— AIM OF THE TASK —
Count every line below in which "H₂SO₄" occurs, then give only the count.

# Start of TASK MATERIAL

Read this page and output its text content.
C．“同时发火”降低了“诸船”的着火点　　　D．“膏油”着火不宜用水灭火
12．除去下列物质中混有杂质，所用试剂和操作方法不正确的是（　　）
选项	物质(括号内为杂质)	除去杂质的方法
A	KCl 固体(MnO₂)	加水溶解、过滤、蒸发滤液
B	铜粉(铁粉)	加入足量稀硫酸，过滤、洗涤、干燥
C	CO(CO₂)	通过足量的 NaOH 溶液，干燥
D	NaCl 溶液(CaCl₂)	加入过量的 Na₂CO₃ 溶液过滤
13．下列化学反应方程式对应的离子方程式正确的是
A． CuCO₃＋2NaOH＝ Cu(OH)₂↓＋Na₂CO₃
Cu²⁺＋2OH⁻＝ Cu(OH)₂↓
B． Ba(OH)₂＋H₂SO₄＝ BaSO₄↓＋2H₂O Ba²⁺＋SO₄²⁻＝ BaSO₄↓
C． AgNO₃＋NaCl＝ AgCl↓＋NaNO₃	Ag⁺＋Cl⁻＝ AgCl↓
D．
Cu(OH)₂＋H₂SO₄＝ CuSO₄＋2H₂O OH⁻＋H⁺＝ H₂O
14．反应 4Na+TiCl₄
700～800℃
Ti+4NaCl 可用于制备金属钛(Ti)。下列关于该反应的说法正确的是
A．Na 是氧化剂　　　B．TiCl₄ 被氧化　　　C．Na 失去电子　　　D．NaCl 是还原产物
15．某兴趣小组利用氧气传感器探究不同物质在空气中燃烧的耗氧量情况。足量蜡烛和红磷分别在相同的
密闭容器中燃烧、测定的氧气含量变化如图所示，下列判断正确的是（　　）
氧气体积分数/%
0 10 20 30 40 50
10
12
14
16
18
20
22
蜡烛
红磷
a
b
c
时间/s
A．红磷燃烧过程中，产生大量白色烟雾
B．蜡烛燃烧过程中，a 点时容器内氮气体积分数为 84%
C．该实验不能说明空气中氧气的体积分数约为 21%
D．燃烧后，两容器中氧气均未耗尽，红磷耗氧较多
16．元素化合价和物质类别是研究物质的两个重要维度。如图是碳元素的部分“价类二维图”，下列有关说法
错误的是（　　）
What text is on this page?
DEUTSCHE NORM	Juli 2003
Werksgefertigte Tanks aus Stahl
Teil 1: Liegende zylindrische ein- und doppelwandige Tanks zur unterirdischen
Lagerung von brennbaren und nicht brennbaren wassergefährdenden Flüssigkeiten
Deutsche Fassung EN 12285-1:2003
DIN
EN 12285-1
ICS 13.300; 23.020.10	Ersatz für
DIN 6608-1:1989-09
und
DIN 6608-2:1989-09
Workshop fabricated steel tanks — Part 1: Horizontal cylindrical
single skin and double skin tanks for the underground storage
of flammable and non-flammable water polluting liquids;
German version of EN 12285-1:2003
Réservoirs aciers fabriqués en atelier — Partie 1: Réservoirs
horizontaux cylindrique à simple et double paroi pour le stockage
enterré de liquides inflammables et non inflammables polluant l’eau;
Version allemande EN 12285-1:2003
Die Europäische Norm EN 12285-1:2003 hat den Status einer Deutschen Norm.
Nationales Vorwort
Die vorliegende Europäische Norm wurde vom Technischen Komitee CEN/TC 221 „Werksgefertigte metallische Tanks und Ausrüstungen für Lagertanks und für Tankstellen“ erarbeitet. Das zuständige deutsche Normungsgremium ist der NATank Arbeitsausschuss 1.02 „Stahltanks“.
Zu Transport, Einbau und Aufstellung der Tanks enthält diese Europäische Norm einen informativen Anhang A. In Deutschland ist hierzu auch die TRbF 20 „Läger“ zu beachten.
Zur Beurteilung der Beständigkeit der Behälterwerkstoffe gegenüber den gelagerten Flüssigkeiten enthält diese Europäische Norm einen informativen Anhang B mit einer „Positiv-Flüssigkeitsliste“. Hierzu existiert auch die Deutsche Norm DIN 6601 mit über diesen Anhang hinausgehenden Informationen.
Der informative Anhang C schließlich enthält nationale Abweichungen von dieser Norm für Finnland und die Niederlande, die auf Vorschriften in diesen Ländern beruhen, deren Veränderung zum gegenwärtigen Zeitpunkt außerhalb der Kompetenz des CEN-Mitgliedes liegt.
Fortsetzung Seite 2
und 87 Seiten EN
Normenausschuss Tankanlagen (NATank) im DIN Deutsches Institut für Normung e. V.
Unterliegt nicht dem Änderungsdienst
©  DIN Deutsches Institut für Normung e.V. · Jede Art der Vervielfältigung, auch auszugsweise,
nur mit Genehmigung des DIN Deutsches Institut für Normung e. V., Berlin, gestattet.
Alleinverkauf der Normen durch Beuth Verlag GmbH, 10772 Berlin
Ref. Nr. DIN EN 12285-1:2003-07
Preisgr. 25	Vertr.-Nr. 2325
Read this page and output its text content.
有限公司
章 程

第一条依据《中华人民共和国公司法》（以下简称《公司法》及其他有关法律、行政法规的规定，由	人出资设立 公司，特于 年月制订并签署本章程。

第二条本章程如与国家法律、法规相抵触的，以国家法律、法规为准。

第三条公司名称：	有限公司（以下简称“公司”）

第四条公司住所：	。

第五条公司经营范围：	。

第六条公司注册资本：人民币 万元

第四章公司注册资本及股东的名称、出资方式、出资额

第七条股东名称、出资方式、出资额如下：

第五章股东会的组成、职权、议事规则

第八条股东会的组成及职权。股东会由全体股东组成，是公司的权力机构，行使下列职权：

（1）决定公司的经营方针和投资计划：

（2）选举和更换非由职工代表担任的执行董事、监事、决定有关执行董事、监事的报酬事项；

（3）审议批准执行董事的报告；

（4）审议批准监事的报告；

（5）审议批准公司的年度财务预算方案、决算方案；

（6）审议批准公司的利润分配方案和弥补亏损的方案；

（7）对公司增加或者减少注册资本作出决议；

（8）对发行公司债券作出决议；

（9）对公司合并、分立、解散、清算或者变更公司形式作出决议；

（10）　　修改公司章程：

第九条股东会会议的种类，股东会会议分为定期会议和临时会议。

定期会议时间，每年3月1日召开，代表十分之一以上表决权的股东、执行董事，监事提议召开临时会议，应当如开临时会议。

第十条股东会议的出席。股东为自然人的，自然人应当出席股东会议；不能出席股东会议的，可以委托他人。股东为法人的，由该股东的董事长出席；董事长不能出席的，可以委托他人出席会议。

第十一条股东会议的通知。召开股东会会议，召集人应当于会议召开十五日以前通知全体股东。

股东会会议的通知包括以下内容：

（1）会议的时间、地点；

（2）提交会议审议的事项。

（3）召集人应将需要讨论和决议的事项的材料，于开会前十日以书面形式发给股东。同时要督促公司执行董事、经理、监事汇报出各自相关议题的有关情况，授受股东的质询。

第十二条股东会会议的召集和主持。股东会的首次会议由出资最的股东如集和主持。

# End of TASK MATERIAL

— WORKED ANSWER —
2